Exercise brief: Please transcribe the Leisure Suit Larry reviews from "Average score: 75%" up to and including "the owner ;-)".

Supplied passage:
****

33 People · View all



Average score: 75% (based on 21 ratings)


Average score: 3.8 out of 5 (based on 110 ratings with 6 reviews)

I like this classic, funny game!

The Good
I think the music is very interesting. They used Beethoven's Fifth Symphony as dance music for disco - very funny! Also the taxi music was very nice. The graphics are excellent and very colorful. Although I am a girl, I found those women in the game very attractive and sexy. I was really happy when I thought I got a woman ;-) The creator of the game had some fantastic ideas. There are lots of hidden things to discover. The usage of language is very humorous. It was very exciting to always find new things.

The Bad
Sometimes you can die too suddenly, like in the toilet! I didn't expect it. In the convenicence store, I just stole some stuff, but was killed by the owner ;-)

The Bottom Line
In a word, that's a wonderful game, I enjoyed it very much.

DOS · by Linlin Fan (1) · 2003


The Good
The Leisure Suit Larry series is perhaps my favorite to date. While this one wasn't my favorite game IN the series (mostly because it was so short and less-than-eventful when compared with LSL 6 and 7) it was definitely a milestone in my young life. I played this game for the first time when I was about twelve or thirteen and have been a contemptible, corrupted person ever since ;c) In all honesty though, Al Lowe...I applaud your creation of this wonderful, wonderful game series which changed my life (and probably not for the better).

The Bad
As I said, it was a bit short and relatively dull in content, particularly when compared to classic Leisure Suit Larry's, like "LSL 6: Shape Up or Slip Out," or "LSL 7: Love for Sail!" All in all though, I loved the remake from the original (thank God for remakes) and would highly recommend every game in the series for someone wanting to laugh until their guts hurt.

The Bottom Line
This one has all the necessary ingredients to make any guy happy. A good soundtrack (with jazz music created by Al Lowe and his band), Some of the most hilarious material of any game I've ever played, beautifully rendered artwork (particularly in the women of the game) and enough humorous mishaps to make regular guys feel a little bit better about themselves. I found myself saying, "Oh wow...I'm glad that wasn't me!" more often than not. A+, I highly recommend this game series (though it's hard to find them in stores nowadays). Just...don't ask me about Leisure Suit Larry's Casino because I don't even consider that worthy of having Leisure Suit Larry in its title.

DOS · by Aaron Jones (14) · 2003

Lecherous loser launches ludicrous liaisons!

The Good
Note: this review refers to the content of the original version as well as the changes made in this remake.

****

[Collection entries]
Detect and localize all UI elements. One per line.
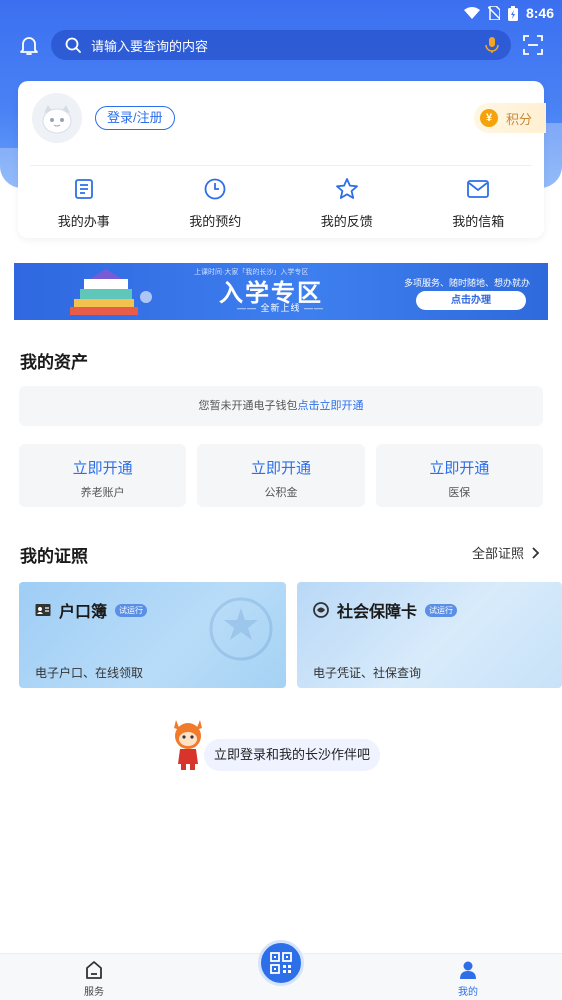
divider [30,165,532,166]
certificate-card-household[interactable]: 户口簿 试运行 电子户口、在线领取 [19,582,286,688]
asset-action: 立即开通 [250,460,311,477]
battery-icon [507,5,518,21]
points-label: 积分 [506,111,533,127]
tab-label: 服务 [84,987,104,998]
banner-cta-button[interactable]: 点击办理 [416,291,526,310]
search-placeholder: 请输入要查询的内容 [91,38,209,54]
robot-avatar-icon [32,93,82,143]
quick-action-label: 我的信箱 [452,214,505,229]
search-icon [65,37,81,53]
quick-action-my-affairs[interactable]: 我的办事 [18,177,150,231]
enrollment-banner[interactable]: 上课时间·大家「我的长沙」入学专区 入学专区 —— 全新上线 —— 多项服务、随… [14,263,548,320]
id-card-icon [35,604,51,616]
search-input[interactable]: 请输入要查询的内容 [51,30,511,60]
certificate-name: 社会保障卡 试运行 [313,598,458,622]
scan-icon[interactable] [523,35,543,55]
all-certificates-link[interactable]: 全部证照 [472,543,540,562]
avatar[interactable] [32,93,82,143]
asset-card-housing-fund[interactable]: 立即开通 公积金 [197,444,365,507]
mascot-icon [174,720,202,770]
asset-cards: 立即开通 养老账户 立即开通 公积金 立即开通 医保 [19,444,543,507]
clock-icon [204,178,226,200]
quick-action-label: 我的预约 [189,214,242,229]
quick-actions: 我的办事 我的预约 我的反馈 我的信箱 [18,177,544,231]
all-certificates-label: 全部证照 [471,546,524,561]
login-register-button[interactable]: 登录/注册 [95,106,175,130]
asset-label: 公积金 [264,487,298,499]
wallet-open-link[interactable]: 点击立即开通 [298,400,364,412]
asset-card-pension[interactable]: 立即开通 养老账户 [19,444,187,507]
asset-label: 养老账户 [80,487,125,499]
asset-action: 立即开通 [72,460,133,477]
no-sim-icon [487,6,500,20]
person-icon [460,961,476,979]
qr-code-icon [270,952,292,974]
section-title-assets: 我的资产 [20,353,88,372]
wifi-icon [463,7,480,19]
points-badge[interactable]: ¥ 积分 [474,103,546,133]
trial-badge: 试运行 [425,603,458,617]
certificate-desc: 电子凭证、社保查询 [313,666,422,680]
asset-card-medical-insurance[interactable]: 立即开通 医保 [375,444,543,507]
home-icon [86,961,102,979]
quick-action-my-feedback[interactable]: 我的反馈 [281,177,413,231]
profile-card: 登录/注册 ¥ 积分 我的办事 我的预约 我的反馈 我的信箱 [18,81,546,238]
tab-service[interactable]: 服务 [64,960,124,998]
star-icon [335,178,358,199]
yen-coin-icon: ¥ [480,109,498,127]
qr-code-button[interactable] [258,940,304,986]
quick-action-label: 我的反馈 [320,214,373,229]
certificate-card-social-security[interactable]: 社会保障卡 试运行 电子凭证、社保查询 [297,582,562,688]
banner-right-text: 多项服务、随时随地、想办就办 [404,278,531,288]
section-title-certificates: 我的证照 [20,547,88,566]
clock-time: 8:46 [525,5,554,21]
quick-action-my-mailbox[interactable]: 我的信箱 [413,177,545,231]
banner-subtitle: —— 全新上线 —— [237,303,325,313]
search-row: 请输入要查询的内容 [0,30,562,62]
chevron-right-icon [532,546,540,559]
tab-mine[interactable]: 我的 [438,960,498,998]
microphone-icon[interactable] [485,37,499,53]
wallet-notice: 您暂未开通电子钱包点击立即开通 [19,386,543,426]
national-emblem-watermark-icon [209,597,273,661]
certificate-desc: 电子户口、在线领取 [35,666,144,680]
status-bar: 8:46 [0,0,562,26]
document-icon [74,179,93,199]
wallet-text: 您暂未开通电子钱包 [198,400,298,412]
trial-badge: 试运行 [115,603,148,617]
quick-action-my-appointments[interactable]: 我的预约 [150,177,282,231]
books-illustration-icon [70,269,152,315]
bell-icon[interactable] [18,34,40,56]
tab-label: 我的 [458,987,478,998]
certificate-title: 户口簿 [59,604,108,621]
promo-bubble: 立即登录和我的长沙作伴吧 [204,739,381,771]
certificate-name: 户口簿 试运行 [35,598,148,622]
social-security-icon [313,602,329,618]
asset-action: 立即开通 [429,460,490,477]
login-promo[interactable]: 立即登录和我的长沙作伴吧 [168,714,381,774]
quick-action-label: 我的办事 [57,214,110,229]
asset-label: 医保 [448,487,471,499]
mail-icon [467,180,490,198]
certificate-title: 社会保障卡 [337,604,418,621]
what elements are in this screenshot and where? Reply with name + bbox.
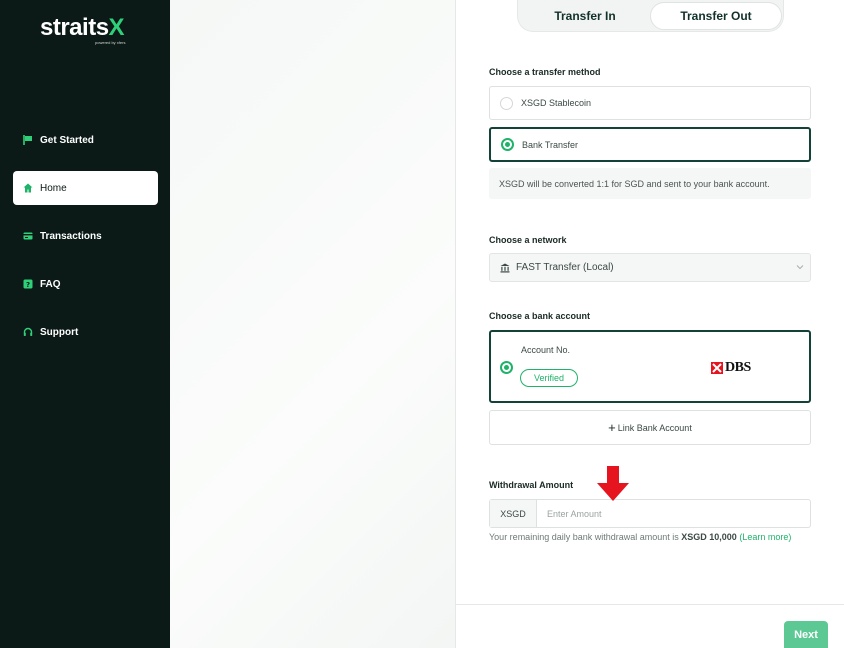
tab-transfer-out[interactable]: Transfer Out bbox=[650, 2, 782, 30]
link-bank-account-button[interactable]: + Link Bank Account bbox=[489, 410, 811, 445]
sidebar-item-get-started[interactable]: Get Started bbox=[13, 123, 158, 157]
svg-text:?: ? bbox=[26, 281, 30, 289]
currency-prefix: XSGD bbox=[490, 500, 537, 527]
transfer-panel: Transfer In Transfer Out Choose a transf… bbox=[456, 0, 844, 648]
withdrawal-amount-group: XSGD bbox=[489, 499, 811, 528]
arrow-down-icon bbox=[597, 466, 629, 501]
dbs-logo: DBS bbox=[711, 360, 751, 376]
option-label: XSGD Stablecoin bbox=[521, 98, 592, 108]
bank-account-heading: Choose a bank account bbox=[489, 311, 591, 321]
network-select[interactable]: FAST Transfer (Local) bbox=[489, 253, 811, 282]
transfer-tabs: Transfer In Transfer Out bbox=[517, 0, 784, 32]
sidebar-item-label: Get Started bbox=[40, 134, 94, 146]
background-pane bbox=[170, 0, 455, 648]
bank-icon bbox=[500, 263, 510, 272]
logo-text: straits bbox=[40, 14, 109, 41]
next-button[interactable]: Next bbox=[784, 621, 828, 648]
network-selected-value: FAST Transfer (Local) bbox=[516, 262, 614, 273]
learn-more-link[interactable]: (Learn more) bbox=[739, 532, 791, 542]
verified-badge: Verified bbox=[520, 369, 578, 387]
conversion-note: XSGD will be converted 1:1 for SGD and s… bbox=[489, 168, 811, 199]
question-icon: ? bbox=[23, 279, 33, 289]
hint-amount: XSGD 10,000 bbox=[681, 532, 737, 542]
sidebar: straitsX powered by xfers Get Started Ho… bbox=[0, 0, 170, 648]
sidebar-item-label: FAQ bbox=[40, 278, 61, 290]
transfer-method-heading: Choose a transfer method bbox=[489, 67, 601, 77]
hint-text: Your remaining daily bank withdrawal amo… bbox=[489, 532, 682, 542]
radio-selected-icon[interactable] bbox=[500, 361, 513, 374]
sidebar-item-faq[interactable]: ? FAQ bbox=[13, 267, 158, 301]
tab-transfer-in[interactable]: Transfer In bbox=[521, 2, 649, 30]
bank-name: DBS bbox=[725, 360, 751, 375]
sidebar-item-label: Home bbox=[40, 182, 67, 194]
link-bank-account-label: Link Bank Account bbox=[617, 422, 692, 433]
option-xsgd-stablecoin[interactable]: XSGD Stablecoin bbox=[489, 86, 811, 120]
sidebar-item-label: Support bbox=[40, 326, 79, 338]
account-number-label: Account No. bbox=[521, 345, 571, 355]
dbs-star-icon bbox=[711, 362, 723, 374]
sidebar-item-support[interactable]: Support bbox=[13, 315, 158, 349]
card-icon bbox=[23, 231, 33, 241]
bank-account-card[interactable]: Account No. Verified DBS bbox=[489, 330, 811, 403]
flag-icon bbox=[23, 135, 33, 145]
home-icon bbox=[23, 183, 33, 193]
sidebar-item-transactions[interactable]: Transactions bbox=[13, 219, 158, 253]
logo[interactable]: straitsX powered by xfers bbox=[40, 14, 125, 46]
amount-input[interactable] bbox=[537, 500, 810, 527]
radio-selected-icon[interactable] bbox=[501, 138, 514, 151]
chevron-down-icon bbox=[796, 265, 804, 270]
option-bank-transfer[interactable]: Bank Transfer bbox=[489, 127, 811, 162]
logo-tagline: powered by xfers bbox=[95, 40, 126, 45]
withdrawal-limit-hint: Your remaining daily bank withdrawal amo… bbox=[489, 532, 811, 543]
headset-icon bbox=[23, 327, 33, 337]
network-heading: Choose a network bbox=[489, 235, 567, 245]
plus-icon: + bbox=[608, 420, 616, 435]
sidebar-item-home[interactable]: Home bbox=[13, 171, 158, 205]
logo-x: X bbox=[108, 14, 125, 41]
radio-unselected-icon[interactable] bbox=[500, 96, 513, 110]
sidebar-item-label: Transactions bbox=[40, 230, 102, 242]
option-label: Bank Transfer bbox=[522, 139, 579, 150]
withdrawal-heading: Withdrawal Amount bbox=[489, 480, 574, 490]
footer-divider bbox=[456, 604, 844, 605]
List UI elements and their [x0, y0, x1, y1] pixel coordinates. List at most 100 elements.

****

Task answer:
Average score: 75% (based on 21 ratings)


Average score: 3.8 out of 5 (based on 110 ratings with 6 reviews)

I like this classic, funny game!

The Good
I think the music is very interesting. They used Beethoven's Fifth Symphony as dance music for disco - very funny! Also the taxi music was very nice. The graphics are excellent and very colorful. Although I am a girl, I found those women in the game very attractive and sexy. I was really happy when I thought I got a woman ;-) The creator of the game had some fantastic ideas. There are lots of hidden things to discover. The usage of language is very humorous. It was very exciting to always find new things.

The Bad
Sometimes you can die too suddenly, like in the toilet! I didn't expect it. In the convenicence store, I just stole some stuff, but was killed by the owner ;-)